--- start PROVIDED ENTRIES ---

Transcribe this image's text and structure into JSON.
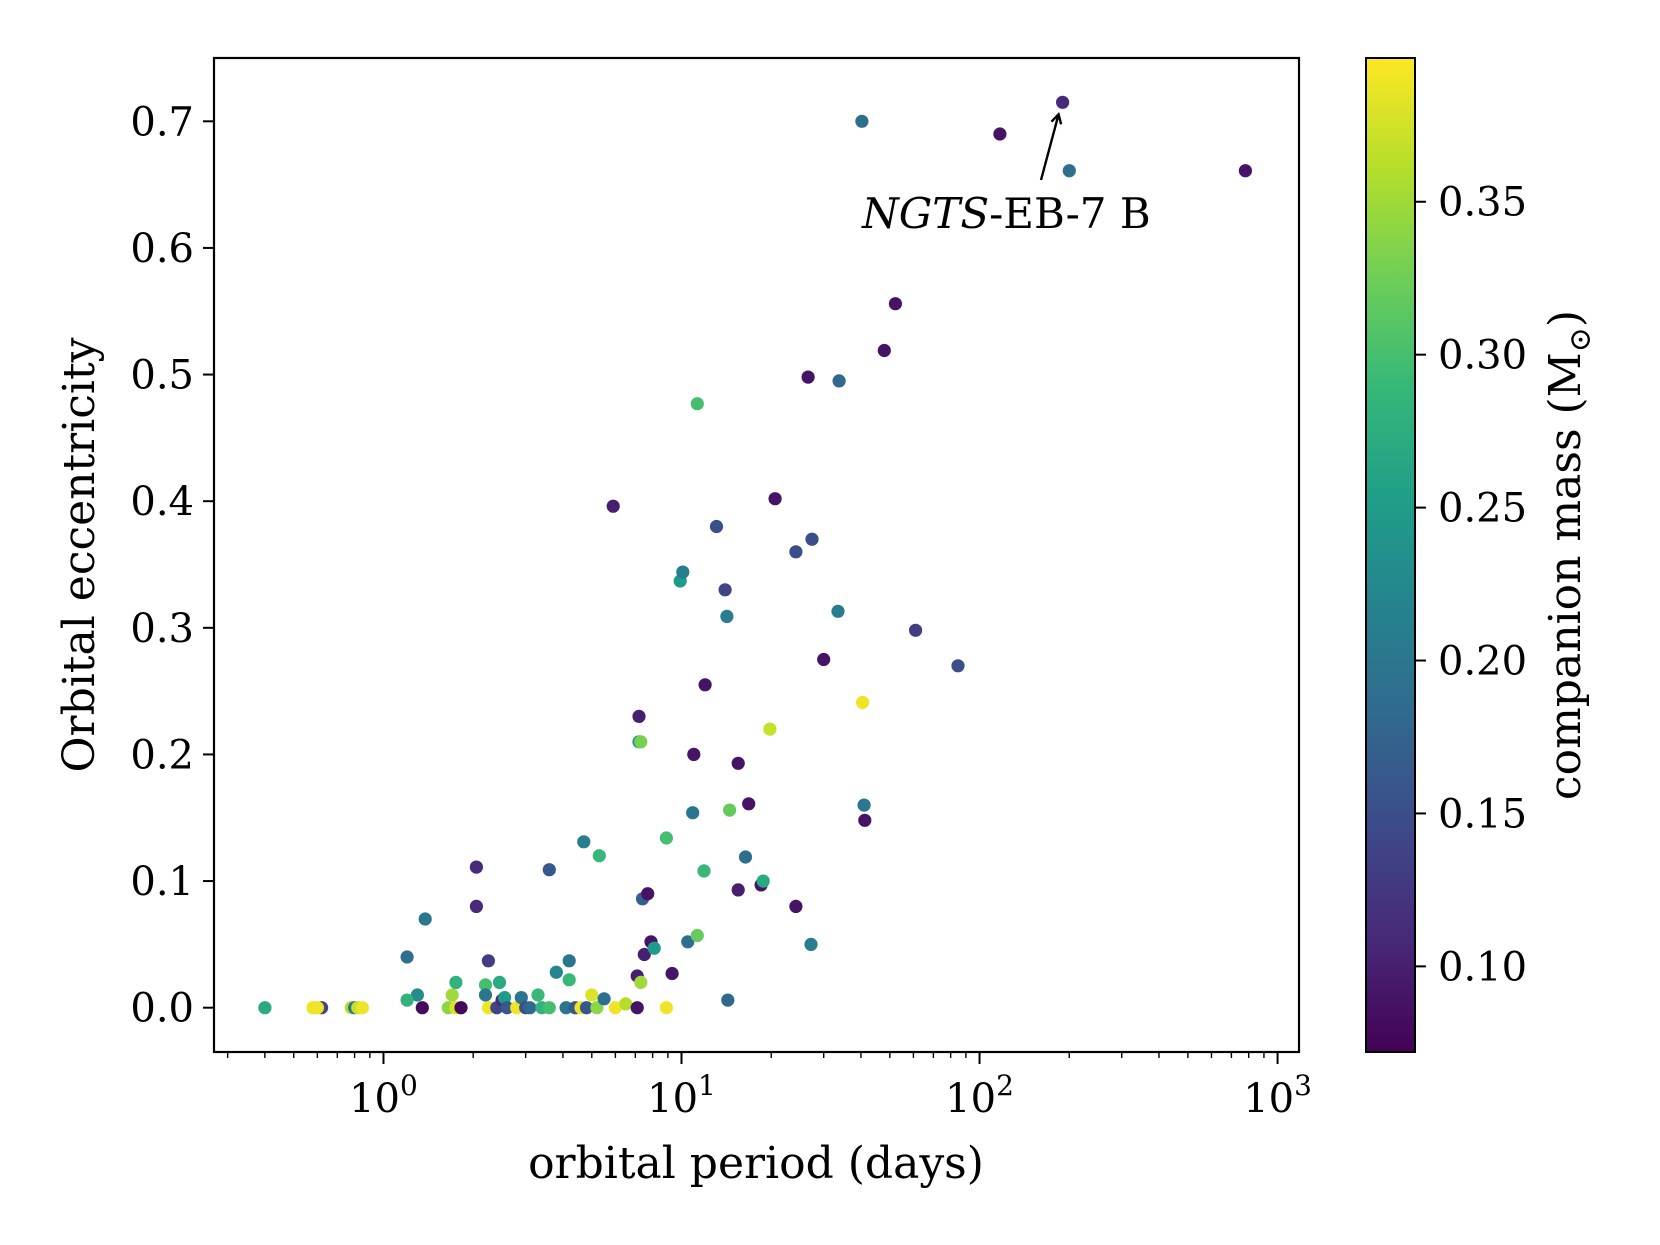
{
  "chart_data": {
    "type": "scatter",
    "title": "",
    "xlabel": "orbital period (days)",
    "ylabel": "Orbital eccentricity",
    "xscale": "log",
    "xlim": [
      0.27,
      1180
    ],
    "ylim": [
      -0.035,
      0.75
    ],
    "xticks": [
      {
        "value": 1,
        "base": "10",
        "exp": "0"
      },
      {
        "value": 10,
        "base": "10",
        "exp": "1"
      },
      {
        "value": 100,
        "base": "10",
        "exp": "2"
      },
      {
        "value": 1000,
        "base": "10",
        "exp": "3"
      }
    ],
    "yticks": [
      "0.0",
      "0.1",
      "0.2",
      "0.3",
      "0.4",
      "0.5",
      "0.6",
      "0.7"
    ],
    "grid": false,
    "legend": "none",
    "colorbar": {
      "label_text": "companion mass (M",
      "label_symbol": "⊙",
      "label_close": ")",
      "colormap": "viridis",
      "range": [
        0.072,
        0.397
      ],
      "ticks": [
        "0.10",
        "0.15",
        "0.20",
        "0.25",
        "0.30",
        "0.35"
      ],
      "stops": [
        "#440154",
        "#482878",
        "#3e4989",
        "#31688e",
        "#26828e",
        "#1f9e89",
        "#35b779",
        "#6ece58",
        "#b5de2b",
        "#fde725"
      ]
    },
    "annotations": [
      {
        "text_italic": "NGTS",
        "text_rest": "-EB-7 B",
        "target": [
          190,
          0.715
        ]
      }
    ],
    "points": [
      [
        0.4,
        0.0,
        0.27
      ],
      [
        0.62,
        0.0,
        0.14
      ],
      [
        0.6,
        0.0,
        0.39
      ],
      [
        0.58,
        0.0,
        0.39
      ],
      [
        0.78,
        0.0,
        0.36
      ],
      [
        0.8,
        0.0,
        0.2
      ],
      [
        0.82,
        0.0,
        0.37
      ],
      [
        0.85,
        0.0,
        0.39
      ],
      [
        1.2,
        0.04,
        0.19
      ],
      [
        1.3,
        0.01,
        0.23
      ],
      [
        1.2,
        0.006,
        0.28
      ],
      [
        1.35,
        0.0,
        0.08
      ],
      [
        1.38,
        0.07,
        0.2
      ],
      [
        1.65,
        0.0,
        0.34
      ],
      [
        1.7,
        0.01,
        0.35
      ],
      [
        1.75,
        0.0,
        0.38
      ],
      [
        1.75,
        0.02,
        0.28
      ],
      [
        1.82,
        0.0,
        0.08
      ],
      [
        2.05,
        0.111,
        0.11
      ],
      [
        2.05,
        0.08,
        0.11
      ],
      [
        2.2,
        0.018,
        0.3
      ],
      [
        2.2,
        0.01,
        0.2
      ],
      [
        2.25,
        0.037,
        0.13
      ],
      [
        2.25,
        0.0,
        0.39
      ],
      [
        2.4,
        0.0,
        0.14
      ],
      [
        2.45,
        0.02,
        0.27
      ],
      [
        2.5,
        0.006,
        0.11
      ],
      [
        2.55,
        0.008,
        0.25
      ],
      [
        2.6,
        0.0,
        0.16
      ],
      [
        2.8,
        0.0,
        0.39
      ],
      [
        2.9,
        0.008,
        0.2
      ],
      [
        3.0,
        0.0,
        0.15
      ],
      [
        3.1,
        0.0,
        0.18
      ],
      [
        3.3,
        0.01,
        0.29
      ],
      [
        3.4,
        0.0,
        0.28
      ],
      [
        3.6,
        0.0,
        0.3
      ],
      [
        3.6,
        0.109,
        0.16
      ],
      [
        3.8,
        0.028,
        0.22
      ],
      [
        4.1,
        0.0,
        0.2
      ],
      [
        4.2,
        0.022,
        0.29
      ],
      [
        4.2,
        0.037,
        0.2
      ],
      [
        4.4,
        0.0,
        0.16
      ],
      [
        4.6,
        0.0,
        0.39
      ],
      [
        4.7,
        0.131,
        0.21
      ],
      [
        4.8,
        0.0,
        0.16
      ],
      [
        5.0,
        0.01,
        0.38
      ],
      [
        5.2,
        0.0,
        0.34
      ],
      [
        5.3,
        0.12,
        0.29
      ],
      [
        5.5,
        0.007,
        0.19
      ],
      [
        5.9,
        0.396,
        0.1
      ],
      [
        6.0,
        0.0,
        0.39
      ],
      [
        6.5,
        0.003,
        0.36
      ],
      [
        7.1,
        0.0,
        0.09
      ],
      [
        7.1,
        0.025,
        0.1
      ],
      [
        7.2,
        0.23,
        0.1
      ],
      [
        7.2,
        0.21,
        0.24
      ],
      [
        7.3,
        0.21,
        0.33
      ],
      [
        7.3,
        0.02,
        0.35
      ],
      [
        7.4,
        0.086,
        0.17
      ],
      [
        7.5,
        0.042,
        0.1
      ],
      [
        7.7,
        0.09,
        0.09
      ],
      [
        7.9,
        0.052,
        0.09
      ],
      [
        8.1,
        0.047,
        0.25
      ],
      [
        8.9,
        0.134,
        0.3
      ],
      [
        8.9,
        0.0,
        0.39
      ],
      [
        9.3,
        0.027,
        0.09
      ],
      [
        9.9,
        0.337,
        0.25
      ],
      [
        10.1,
        0.344,
        0.21
      ],
      [
        10.5,
        0.052,
        0.19
      ],
      [
        10.9,
        0.154,
        0.2
      ],
      [
        11.0,
        0.2,
        0.09
      ],
      [
        11.3,
        0.477,
        0.3
      ],
      [
        11.3,
        0.057,
        0.32
      ],
      [
        11.9,
        0.108,
        0.29
      ],
      [
        12.0,
        0.255,
        0.09
      ],
      [
        13.1,
        0.38,
        0.15
      ],
      [
        14.0,
        0.33,
        0.14
      ],
      [
        14.2,
        0.309,
        0.21
      ],
      [
        14.3,
        0.006,
        0.18
      ],
      [
        14.5,
        0.156,
        0.32
      ],
      [
        15.5,
        0.193,
        0.09
      ],
      [
        15.5,
        0.093,
        0.1
      ],
      [
        16.4,
        0.119,
        0.19
      ],
      [
        16.8,
        0.161,
        0.09
      ],
      [
        18.5,
        0.097,
        0.09
      ],
      [
        18.8,
        0.1,
        0.27
      ],
      [
        19.8,
        0.22,
        0.37
      ],
      [
        20.6,
        0.402,
        0.09
      ],
      [
        24.2,
        0.36,
        0.15
      ],
      [
        24.2,
        0.08,
        0.09
      ],
      [
        26.6,
        0.498,
        0.09
      ],
      [
        27.2,
        0.05,
        0.21
      ],
      [
        27.4,
        0.37,
        0.15
      ],
      [
        30.0,
        0.275,
        0.09
      ],
      [
        33.5,
        0.313,
        0.21
      ],
      [
        33.8,
        0.495,
        0.18
      ],
      [
        40.3,
        0.7,
        0.19
      ],
      [
        40.5,
        0.241,
        0.39
      ],
      [
        41.0,
        0.16,
        0.2
      ],
      [
        41.2,
        0.148,
        0.09
      ],
      [
        47.9,
        0.519,
        0.09
      ],
      [
        52.2,
        0.556,
        0.09
      ],
      [
        61.0,
        0.298,
        0.13
      ],
      [
        84.7,
        0.27,
        0.15
      ],
      [
        117,
        0.69,
        0.09
      ],
      [
        190,
        0.715,
        0.11
      ],
      [
        200,
        0.661,
        0.19
      ],
      [
        780,
        0.661,
        0.09
      ]
    ]
  }
}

--- end PROVIDED ENTRIES ---

TASK DETAILS: Write out the records above exactly as they stand, leaving out every picture.

REPLY TO THE EXERCISE:
Transcribe this image's text and structure into JSON.
{
  "chart_data": {
    "type": "scatter",
    "title": "",
    "xlabel": "orbital period (days)",
    "ylabel": "Orbital eccentricity",
    "xscale": "log",
    "xlim": [
      0.27,
      1180
    ],
    "ylim": [
      -0.035,
      0.75
    ],
    "xticks": [
      {
        "value": 1,
        "base": "10",
        "exp": "0"
      },
      {
        "value": 10,
        "base": "10",
        "exp": "1"
      },
      {
        "value": 100,
        "base": "10",
        "exp": "2"
      },
      {
        "value": 1000,
        "base": "10",
        "exp": "3"
      }
    ],
    "yticks": [
      "0.0",
      "0.1",
      "0.2",
      "0.3",
      "0.4",
      "0.5",
      "0.6",
      "0.7"
    ],
    "grid": false,
    "legend": "none",
    "colorbar": {
      "label_text": "companion mass (M",
      "label_symbol": "⊙",
      "label_close": ")",
      "colormap": "viridis",
      "range": [
        0.072,
        0.397
      ],
      "ticks": [
        "0.10",
        "0.15",
        "0.20",
        "0.25",
        "0.30",
        "0.35"
      ],
      "stops": [
        "#440154",
        "#482878",
        "#3e4989",
        "#31688e",
        "#26828e",
        "#1f9e89",
        "#35b779",
        "#6ece58",
        "#b5de2b",
        "#fde725"
      ]
    },
    "annotations": [
      {
        "text_italic": "NGTS",
        "text_rest": "-EB-7 B",
        "target": [
          190,
          0.715
        ]
      }
    ],
    "points": [
      [
        0.4,
        0.0,
        0.27
      ],
      [
        0.62,
        0.0,
        0.14
      ],
      [
        0.6,
        0.0,
        0.39
      ],
      [
        0.58,
        0.0,
        0.39
      ],
      [
        0.78,
        0.0,
        0.36
      ],
      [
        0.8,
        0.0,
        0.2
      ],
      [
        0.82,
        0.0,
        0.37
      ],
      [
        0.85,
        0.0,
        0.39
      ],
      [
        1.2,
        0.04,
        0.19
      ],
      [
        1.3,
        0.01,
        0.23
      ],
      [
        1.2,
        0.006,
        0.28
      ],
      [
        1.35,
        0.0,
        0.08
      ],
      [
        1.38,
        0.07,
        0.2
      ],
      [
        1.65,
        0.0,
        0.34
      ],
      [
        1.7,
        0.01,
        0.35
      ],
      [
        1.75,
        0.0,
        0.38
      ],
      [
        1.75,
        0.02,
        0.28
      ],
      [
        1.82,
        0.0,
        0.08
      ],
      [
        2.05,
        0.111,
        0.11
      ],
      [
        2.05,
        0.08,
        0.11
      ],
      [
        2.2,
        0.018,
        0.3
      ],
      [
        2.2,
        0.01,
        0.2
      ],
      [
        2.25,
        0.037,
        0.13
      ],
      [
        2.25,
        0.0,
        0.39
      ],
      [
        2.4,
        0.0,
        0.14
      ],
      [
        2.45,
        0.02,
        0.27
      ],
      [
        2.5,
        0.006,
        0.11
      ],
      [
        2.55,
        0.008,
        0.25
      ],
      [
        2.6,
        0.0,
        0.16
      ],
      [
        2.8,
        0.0,
        0.39
      ],
      [
        2.9,
        0.008,
        0.2
      ],
      [
        3.0,
        0.0,
        0.15
      ],
      [
        3.1,
        0.0,
        0.18
      ],
      [
        3.3,
        0.01,
        0.29
      ],
      [
        3.4,
        0.0,
        0.28
      ],
      [
        3.6,
        0.0,
        0.3
      ],
      [
        3.6,
        0.109,
        0.16
      ],
      [
        3.8,
        0.028,
        0.22
      ],
      [
        4.1,
        0.0,
        0.2
      ],
      [
        4.2,
        0.022,
        0.29
      ],
      [
        4.2,
        0.037,
        0.2
      ],
      [
        4.4,
        0.0,
        0.16
      ],
      [
        4.6,
        0.0,
        0.39
      ],
      [
        4.7,
        0.131,
        0.21
      ],
      [
        4.8,
        0.0,
        0.16
      ],
      [
        5.0,
        0.01,
        0.38
      ],
      [
        5.2,
        0.0,
        0.34
      ],
      [
        5.3,
        0.12,
        0.29
      ],
      [
        5.5,
        0.007,
        0.19
      ],
      [
        5.9,
        0.396,
        0.1
      ],
      [
        6.0,
        0.0,
        0.39
      ],
      [
        6.5,
        0.003,
        0.36
      ],
      [
        7.1,
        0.0,
        0.09
      ],
      [
        7.1,
        0.025,
        0.1
      ],
      [
        7.2,
        0.23,
        0.1
      ],
      [
        7.2,
        0.21,
        0.24
      ],
      [
        7.3,
        0.21,
        0.33
      ],
      [
        7.3,
        0.02,
        0.35
      ],
      [
        7.4,
        0.086,
        0.17
      ],
      [
        7.5,
        0.042,
        0.1
      ],
      [
        7.7,
        0.09,
        0.09
      ],
      [
        7.9,
        0.052,
        0.09
      ],
      [
        8.1,
        0.047,
        0.25
      ],
      [
        8.9,
        0.134,
        0.3
      ],
      [
        8.9,
        0.0,
        0.39
      ],
      [
        9.3,
        0.027,
        0.09
      ],
      [
        9.9,
        0.337,
        0.25
      ],
      [
        10.1,
        0.344,
        0.21
      ],
      [
        10.5,
        0.052,
        0.19
      ],
      [
        10.9,
        0.154,
        0.2
      ],
      [
        11.0,
        0.2,
        0.09
      ],
      [
        11.3,
        0.477,
        0.3
      ],
      [
        11.3,
        0.057,
        0.32
      ],
      [
        11.9,
        0.108,
        0.29
      ],
      [
        12.0,
        0.255,
        0.09
      ],
      [
        13.1,
        0.38,
        0.15
      ],
      [
        14.0,
        0.33,
        0.14
      ],
      [
        14.2,
        0.309,
        0.21
      ],
      [
        14.3,
        0.006,
        0.18
      ],
      [
        14.5,
        0.156,
        0.32
      ],
      [
        15.5,
        0.193,
        0.09
      ],
      [
        15.5,
        0.093,
        0.1
      ],
      [
        16.4,
        0.119,
        0.19
      ],
      [
        16.8,
        0.161,
        0.09
      ],
      [
        18.5,
        0.097,
        0.09
      ],
      [
        18.8,
        0.1,
        0.27
      ],
      [
        19.8,
        0.22,
        0.37
      ],
      [
        20.6,
        0.402,
        0.09
      ],
      [
        24.2,
        0.36,
        0.15
      ],
      [
        24.2,
        0.08,
        0.09
      ],
      [
        26.6,
        0.498,
        0.09
      ],
      [
        27.2,
        0.05,
        0.21
      ],
      [
        27.4,
        0.37,
        0.15
      ],
      [
        30.0,
        0.275,
        0.09
      ],
      [
        33.5,
        0.313,
        0.21
      ],
      [
        33.8,
        0.495,
        0.18
      ],
      [
        40.3,
        0.7,
        0.19
      ],
      [
        40.5,
        0.241,
        0.39
      ],
      [
        41.0,
        0.16,
        0.2
      ],
      [
        41.2,
        0.148,
        0.09
      ],
      [
        47.9,
        0.519,
        0.09
      ],
      [
        52.2,
        0.556,
        0.09
      ],
      [
        61.0,
        0.298,
        0.13
      ],
      [
        84.7,
        0.27,
        0.15
      ],
      [
        117,
        0.69,
        0.09
      ],
      [
        190,
        0.715,
        0.11
      ],
      [
        200,
        0.661,
        0.19
      ],
      [
        780,
        0.661,
        0.09
      ]
    ]
  }
}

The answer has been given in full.